Un créancier non professionnel titulaire d’une sûreté réelle peut procéder à la vente forcée de la résidence principale d’un débiteur personne physique en liquidation judiciaire.
Cass. Com., 20 novembre 2024, n°23-19.924
Ce qu'il faut retenir :
Au visa des articles L. 526-1 et L. 622-21 du code de commerce, un créancier titulaire d'une sûreté réelle peut faire procéder à la vente forcée de l'immeuble, cette action échappant à la définition des actions en paiement de somme d'argent pour des causes antérieures.
Pour approfondir :
Par principe, l'entrepreneur personne physique engage la totalité de son patrimoine. Le législateur a cependant mis en place un dispositif d'insaisissabilité protégeant les immeubles des poursuites des créanciers professionnels. C’est l’objet de l’article L. 526-1 du code de commerce.
La loi n°2015-990 du 6 août 2015, dite Loi Macron, a modifié le régime de l'insaisissabilité de la résidence principale qui s’effectue désormais sans déclaration préalable, c’est-à-dire de plein droit. Les autres immeubles non professionnels peuvent également - sur déclaration notariée – être protégés par l’insaisissabilité des créanciers professionnels dont les droits seraient nés après la publication de la déclaration d’insaisissabilité.

- [Consigne détaillée]
Répondez à ces questions sur le texte consacré à l'insaisissabilité de la résidence principale :
1. Quelle décision de justice y est citée ?
2. Quel article du code de commerce a pour objet le dispositif d'insaisissabilité ?
3. Quelle loi a modifié le régime de l'insaisissabilité de la résidence principale ?
Appuyez-vous uniquement sur le texte.

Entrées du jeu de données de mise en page
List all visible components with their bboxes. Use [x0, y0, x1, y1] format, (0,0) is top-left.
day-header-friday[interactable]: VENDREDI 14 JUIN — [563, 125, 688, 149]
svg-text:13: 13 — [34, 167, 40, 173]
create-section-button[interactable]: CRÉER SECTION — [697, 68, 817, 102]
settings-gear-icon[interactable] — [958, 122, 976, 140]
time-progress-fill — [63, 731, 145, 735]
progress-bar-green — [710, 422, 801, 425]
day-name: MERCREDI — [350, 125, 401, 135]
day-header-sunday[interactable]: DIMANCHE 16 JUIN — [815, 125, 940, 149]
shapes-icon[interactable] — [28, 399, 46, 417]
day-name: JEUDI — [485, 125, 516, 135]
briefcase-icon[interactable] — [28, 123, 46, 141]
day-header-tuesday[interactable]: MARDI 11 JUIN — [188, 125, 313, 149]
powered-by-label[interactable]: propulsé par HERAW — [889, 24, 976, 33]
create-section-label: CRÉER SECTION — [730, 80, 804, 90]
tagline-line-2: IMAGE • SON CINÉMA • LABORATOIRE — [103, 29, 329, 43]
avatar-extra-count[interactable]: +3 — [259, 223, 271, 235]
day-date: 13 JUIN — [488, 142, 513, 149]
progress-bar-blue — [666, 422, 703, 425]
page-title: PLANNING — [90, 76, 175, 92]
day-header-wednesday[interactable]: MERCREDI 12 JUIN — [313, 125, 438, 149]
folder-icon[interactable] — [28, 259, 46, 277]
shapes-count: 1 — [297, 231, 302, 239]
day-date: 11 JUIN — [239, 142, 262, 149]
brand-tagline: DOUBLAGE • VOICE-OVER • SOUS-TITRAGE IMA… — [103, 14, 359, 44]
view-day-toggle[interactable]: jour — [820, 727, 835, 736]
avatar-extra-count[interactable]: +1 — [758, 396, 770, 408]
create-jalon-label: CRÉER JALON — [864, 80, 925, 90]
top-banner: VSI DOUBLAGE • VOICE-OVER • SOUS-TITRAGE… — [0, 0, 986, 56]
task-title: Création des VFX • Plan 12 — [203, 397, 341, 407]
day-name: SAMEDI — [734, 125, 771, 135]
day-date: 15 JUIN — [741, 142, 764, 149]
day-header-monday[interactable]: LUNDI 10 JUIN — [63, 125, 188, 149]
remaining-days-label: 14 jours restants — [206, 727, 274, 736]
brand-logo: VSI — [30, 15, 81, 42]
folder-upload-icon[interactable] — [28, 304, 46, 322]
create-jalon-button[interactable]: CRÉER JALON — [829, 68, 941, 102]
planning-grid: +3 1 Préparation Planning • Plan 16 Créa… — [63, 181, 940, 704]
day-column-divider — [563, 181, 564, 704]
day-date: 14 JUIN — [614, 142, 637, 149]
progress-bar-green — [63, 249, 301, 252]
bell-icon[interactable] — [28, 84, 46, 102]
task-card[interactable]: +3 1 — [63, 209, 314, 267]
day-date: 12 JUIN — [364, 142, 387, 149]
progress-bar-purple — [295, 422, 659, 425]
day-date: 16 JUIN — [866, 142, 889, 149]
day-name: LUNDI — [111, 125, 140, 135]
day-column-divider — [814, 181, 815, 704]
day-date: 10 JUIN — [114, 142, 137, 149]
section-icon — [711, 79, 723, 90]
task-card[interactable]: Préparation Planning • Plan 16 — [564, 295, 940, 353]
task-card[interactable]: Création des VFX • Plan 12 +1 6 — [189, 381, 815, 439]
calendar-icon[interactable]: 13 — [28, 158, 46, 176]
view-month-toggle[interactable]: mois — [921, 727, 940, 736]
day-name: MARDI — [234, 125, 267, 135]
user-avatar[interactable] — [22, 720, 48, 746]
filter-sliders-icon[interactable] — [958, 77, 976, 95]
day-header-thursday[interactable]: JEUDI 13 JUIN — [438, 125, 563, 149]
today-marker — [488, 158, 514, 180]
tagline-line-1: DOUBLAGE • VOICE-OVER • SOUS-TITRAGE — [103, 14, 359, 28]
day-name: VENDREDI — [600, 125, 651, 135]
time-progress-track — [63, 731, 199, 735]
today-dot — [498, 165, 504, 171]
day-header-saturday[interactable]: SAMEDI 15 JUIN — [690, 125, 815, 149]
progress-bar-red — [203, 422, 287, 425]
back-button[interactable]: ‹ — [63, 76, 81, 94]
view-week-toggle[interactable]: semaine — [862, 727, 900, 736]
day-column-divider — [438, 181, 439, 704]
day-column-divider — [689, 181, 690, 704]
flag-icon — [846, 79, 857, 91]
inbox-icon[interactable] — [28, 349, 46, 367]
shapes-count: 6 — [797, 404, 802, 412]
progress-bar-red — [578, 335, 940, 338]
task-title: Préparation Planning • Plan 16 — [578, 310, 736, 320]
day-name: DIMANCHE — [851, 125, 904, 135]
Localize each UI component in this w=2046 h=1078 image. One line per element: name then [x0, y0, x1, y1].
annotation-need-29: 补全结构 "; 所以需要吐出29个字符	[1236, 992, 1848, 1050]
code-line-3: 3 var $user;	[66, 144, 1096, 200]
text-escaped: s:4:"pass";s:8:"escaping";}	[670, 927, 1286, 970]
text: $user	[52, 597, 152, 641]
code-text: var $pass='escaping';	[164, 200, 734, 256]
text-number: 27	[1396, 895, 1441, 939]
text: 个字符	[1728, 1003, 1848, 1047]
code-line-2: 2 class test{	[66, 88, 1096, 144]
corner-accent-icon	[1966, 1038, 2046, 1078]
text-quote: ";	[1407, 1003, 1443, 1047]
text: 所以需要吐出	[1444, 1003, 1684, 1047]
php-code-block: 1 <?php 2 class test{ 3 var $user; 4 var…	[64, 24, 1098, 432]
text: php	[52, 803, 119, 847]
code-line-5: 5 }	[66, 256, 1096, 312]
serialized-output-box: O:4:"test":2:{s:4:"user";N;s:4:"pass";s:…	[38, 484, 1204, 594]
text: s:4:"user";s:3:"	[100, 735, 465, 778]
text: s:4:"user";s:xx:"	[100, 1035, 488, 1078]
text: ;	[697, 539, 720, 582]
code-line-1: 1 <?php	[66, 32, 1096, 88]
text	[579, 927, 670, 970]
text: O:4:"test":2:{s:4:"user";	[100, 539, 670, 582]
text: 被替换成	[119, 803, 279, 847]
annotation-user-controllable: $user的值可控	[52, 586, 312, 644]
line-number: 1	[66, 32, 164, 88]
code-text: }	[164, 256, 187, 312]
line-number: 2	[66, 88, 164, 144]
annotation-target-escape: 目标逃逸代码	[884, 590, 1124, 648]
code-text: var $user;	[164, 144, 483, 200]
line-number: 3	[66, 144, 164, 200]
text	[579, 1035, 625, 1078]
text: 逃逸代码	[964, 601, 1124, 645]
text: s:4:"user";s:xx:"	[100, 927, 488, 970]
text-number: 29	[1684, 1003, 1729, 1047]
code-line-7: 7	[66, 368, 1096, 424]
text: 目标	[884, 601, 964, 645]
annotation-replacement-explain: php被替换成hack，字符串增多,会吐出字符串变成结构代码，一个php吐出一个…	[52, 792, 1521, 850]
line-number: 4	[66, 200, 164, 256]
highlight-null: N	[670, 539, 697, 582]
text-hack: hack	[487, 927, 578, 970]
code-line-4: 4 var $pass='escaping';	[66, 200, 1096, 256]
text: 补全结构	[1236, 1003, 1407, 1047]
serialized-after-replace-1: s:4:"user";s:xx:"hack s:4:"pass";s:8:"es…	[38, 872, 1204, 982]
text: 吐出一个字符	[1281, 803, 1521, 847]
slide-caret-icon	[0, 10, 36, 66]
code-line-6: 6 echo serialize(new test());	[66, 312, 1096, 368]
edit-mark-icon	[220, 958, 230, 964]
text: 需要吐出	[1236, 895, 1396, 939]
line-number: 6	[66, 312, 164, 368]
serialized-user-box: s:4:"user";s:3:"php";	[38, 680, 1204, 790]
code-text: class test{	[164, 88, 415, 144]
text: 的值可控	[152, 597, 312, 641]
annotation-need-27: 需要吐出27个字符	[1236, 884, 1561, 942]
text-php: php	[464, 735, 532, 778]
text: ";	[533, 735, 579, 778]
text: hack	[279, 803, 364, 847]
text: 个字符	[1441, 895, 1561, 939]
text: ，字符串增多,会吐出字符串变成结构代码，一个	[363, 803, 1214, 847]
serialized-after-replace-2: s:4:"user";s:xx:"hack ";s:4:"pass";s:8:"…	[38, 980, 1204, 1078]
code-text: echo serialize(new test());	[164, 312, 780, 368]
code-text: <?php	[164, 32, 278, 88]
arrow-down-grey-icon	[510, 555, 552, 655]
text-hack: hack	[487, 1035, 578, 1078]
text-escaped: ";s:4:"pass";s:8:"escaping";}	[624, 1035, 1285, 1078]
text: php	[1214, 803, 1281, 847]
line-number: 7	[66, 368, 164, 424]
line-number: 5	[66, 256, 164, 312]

- [Solution proposée]
1. Cass. Com., 20 novembre 2024, n°23-19.924
2. L'article L. 526-1
3. La loi n°2015-990 du 6 août 2015, dite Loi Macron